Sift the material for lines containing "history", and return them.
--- Start of LISTING ---
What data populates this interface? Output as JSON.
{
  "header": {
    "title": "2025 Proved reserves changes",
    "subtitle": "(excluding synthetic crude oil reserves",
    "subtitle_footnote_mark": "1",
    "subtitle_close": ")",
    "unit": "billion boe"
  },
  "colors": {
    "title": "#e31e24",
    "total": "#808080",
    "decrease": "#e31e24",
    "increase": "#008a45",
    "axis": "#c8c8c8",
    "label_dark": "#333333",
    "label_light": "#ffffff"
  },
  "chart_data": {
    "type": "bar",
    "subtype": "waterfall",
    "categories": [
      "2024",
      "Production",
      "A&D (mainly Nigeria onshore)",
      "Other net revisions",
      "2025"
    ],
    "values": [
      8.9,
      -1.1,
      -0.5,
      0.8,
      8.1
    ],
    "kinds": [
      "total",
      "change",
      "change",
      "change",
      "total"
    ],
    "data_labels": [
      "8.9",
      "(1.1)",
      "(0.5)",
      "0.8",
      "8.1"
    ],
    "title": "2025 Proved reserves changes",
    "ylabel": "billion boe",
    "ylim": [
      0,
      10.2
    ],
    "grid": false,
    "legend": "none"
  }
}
--- End of LISTING ---
--- Start of LISTING ---
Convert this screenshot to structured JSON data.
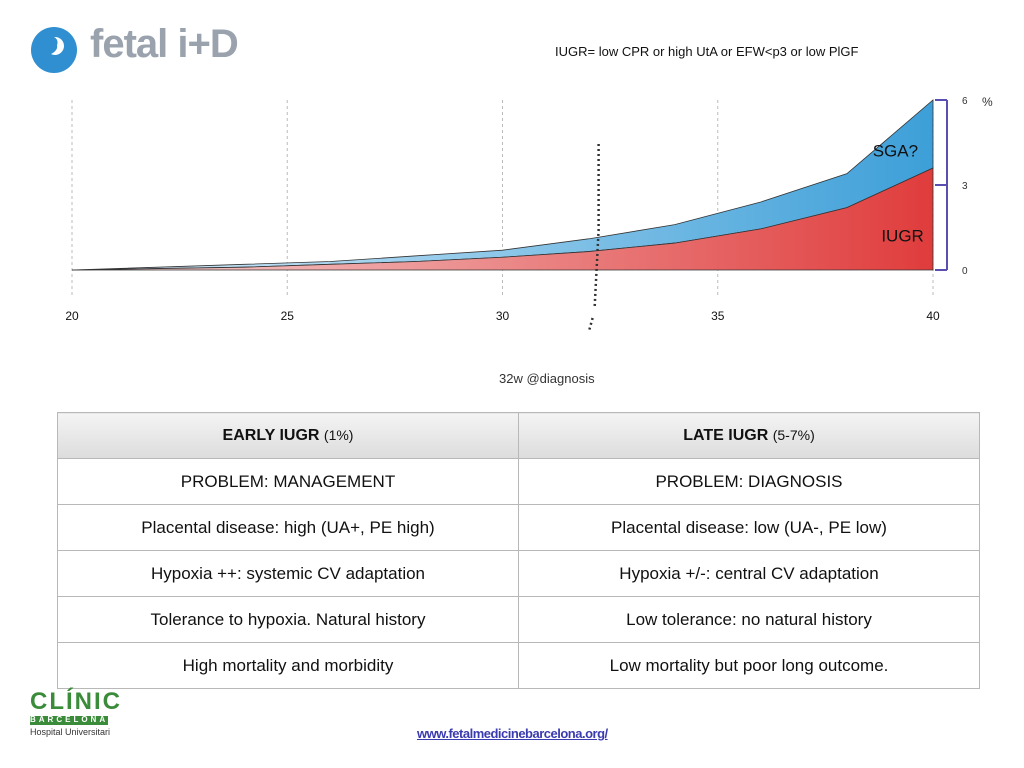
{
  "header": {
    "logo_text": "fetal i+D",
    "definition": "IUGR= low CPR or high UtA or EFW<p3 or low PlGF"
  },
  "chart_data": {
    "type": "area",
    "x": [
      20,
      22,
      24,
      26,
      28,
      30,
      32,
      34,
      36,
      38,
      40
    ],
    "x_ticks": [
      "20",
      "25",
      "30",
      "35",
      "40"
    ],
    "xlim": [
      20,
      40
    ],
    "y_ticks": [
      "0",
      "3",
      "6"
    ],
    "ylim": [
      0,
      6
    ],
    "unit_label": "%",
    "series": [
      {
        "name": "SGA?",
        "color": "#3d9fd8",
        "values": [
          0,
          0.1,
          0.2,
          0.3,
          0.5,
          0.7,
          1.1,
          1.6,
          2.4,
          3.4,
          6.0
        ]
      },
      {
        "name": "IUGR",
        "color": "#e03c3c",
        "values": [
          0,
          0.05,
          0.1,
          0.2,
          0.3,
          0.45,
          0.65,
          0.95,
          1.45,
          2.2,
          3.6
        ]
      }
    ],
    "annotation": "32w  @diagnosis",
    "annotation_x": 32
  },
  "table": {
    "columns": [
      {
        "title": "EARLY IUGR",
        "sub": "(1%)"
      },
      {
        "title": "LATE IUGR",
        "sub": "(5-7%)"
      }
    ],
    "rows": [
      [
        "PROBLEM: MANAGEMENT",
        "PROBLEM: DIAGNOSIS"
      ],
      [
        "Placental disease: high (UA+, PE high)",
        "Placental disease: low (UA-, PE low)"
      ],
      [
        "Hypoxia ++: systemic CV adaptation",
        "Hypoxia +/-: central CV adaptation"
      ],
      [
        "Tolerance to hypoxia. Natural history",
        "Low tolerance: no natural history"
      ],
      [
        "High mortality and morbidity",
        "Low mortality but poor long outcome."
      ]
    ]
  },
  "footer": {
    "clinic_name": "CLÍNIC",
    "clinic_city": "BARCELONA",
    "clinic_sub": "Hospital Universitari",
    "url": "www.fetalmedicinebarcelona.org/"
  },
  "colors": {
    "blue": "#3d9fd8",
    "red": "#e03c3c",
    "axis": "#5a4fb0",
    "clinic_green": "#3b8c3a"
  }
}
--- End of LISTING ---
THE OUTPUT:
        "Tolerance to hypoxia. Natural history",
        "Low tolerance: no natural history"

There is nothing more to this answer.